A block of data
::::
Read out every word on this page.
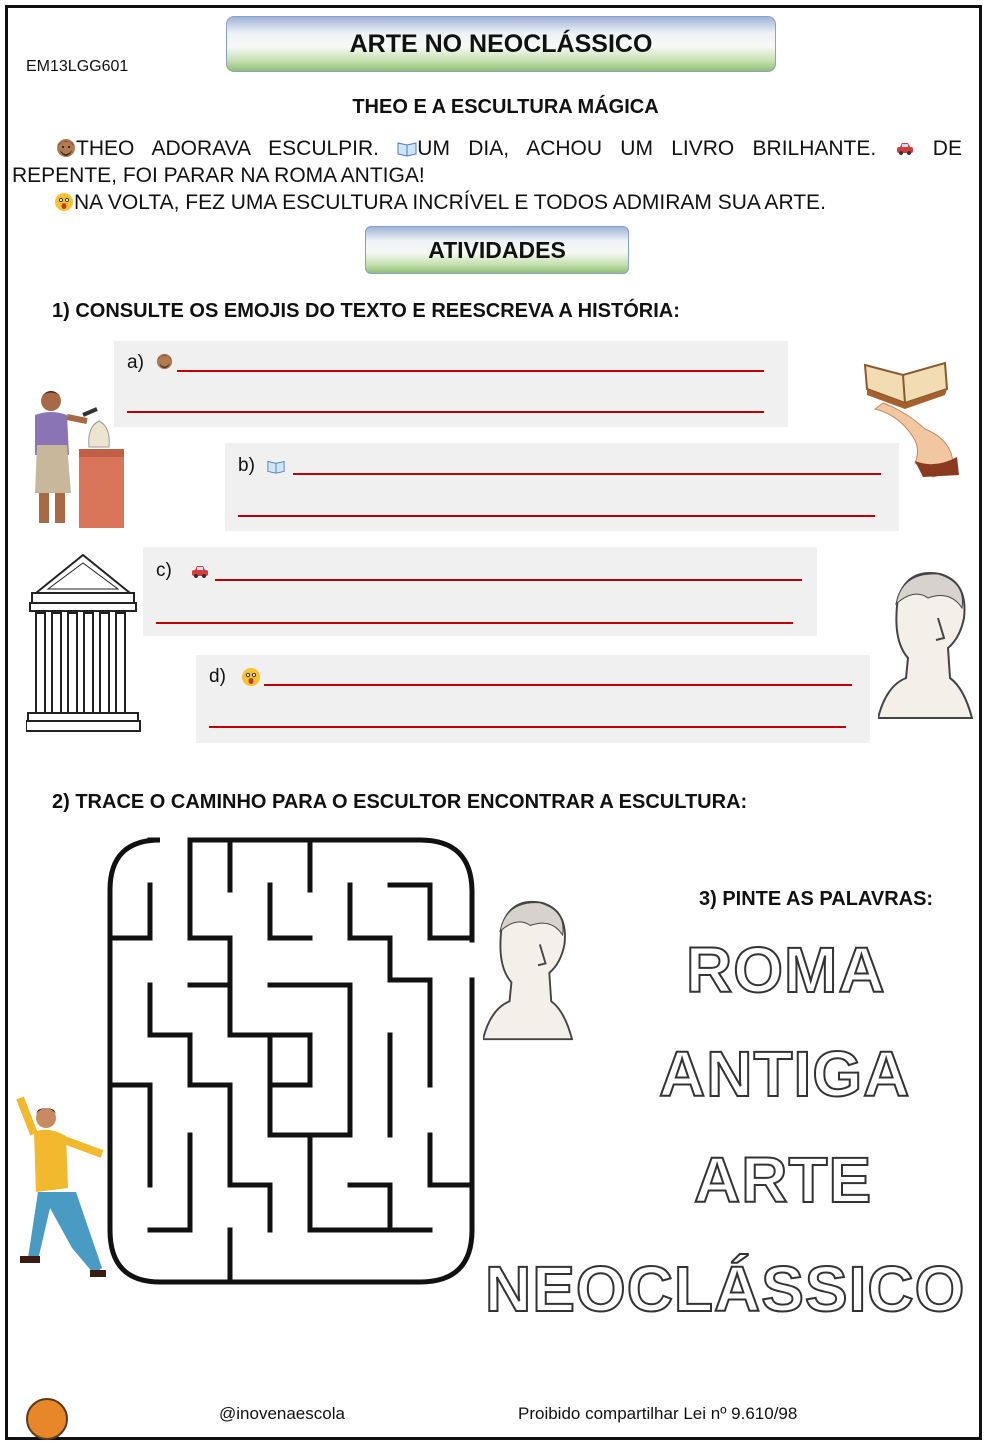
ARTE NO NEOCLÁSSICO
EM13LGG601
THEO E A ESCULTURA MÁGICA

THEO ADORAVA ESCULPIR. UM DIA, ACHOU UM LIVRO BRILHANTE.	DE

REPENTE, FOI PARAR NA ROMA ANTIGA!

NA VOLTA, FEZ UMA ESCULTURA INCRÍVEL E TODOS ADMIRAM SUA ARTE.

ATIVIDADES
1) CONSULTE OS EMOJIS DO TEXTO E REESCREVA A HISTÓRIA:
a)
b)
c)
d)
2) TRACE O CAMINHO PARA O ESCULTOR ENCONTRAR A ESCULTURA:
3) PINTE AS PALAVRAS:
ROMA
ANTIGA
ARTE
NEOCLÁSSICO
@inovenaescola	Proibido compartilhar Lei nº 9.610/98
::::
## REQUIRED TASK
Using the material above, return every line exactly as it appears, minus the pictures.

## WRITTEN REPLY
Read out every word on this page.
ARTE NO NEOCLÁSSICO
EM13LGG601
THEO E A ESCULTURA MÁGICA

THEO ADORAVA ESCULPIR. UM DIA, ACHOU UM LIVRO BRILHANTE.	DE

REPENTE, FOI PARAR NA ROMA ANTIGA!

NA VOLTA, FEZ UMA ESCULTURA INCRÍVEL E TODOS ADMIRAM SUA ARTE.

ATIVIDADES
1) CONSULTE OS EMOJIS DO TEXTO E REESCREVA A HISTÓRIA:
a)
b)
c)
d)
2) TRACE O CAMINHO PARA O ESCULTOR ENCONTRAR A ESCULTURA:
3) PINTE AS PALAVRAS:
ROMA
ANTIGA
ARTE
NEOCLÁSSICO
@inovenaescola	Proibido compartilhar Lei nº 9.610/98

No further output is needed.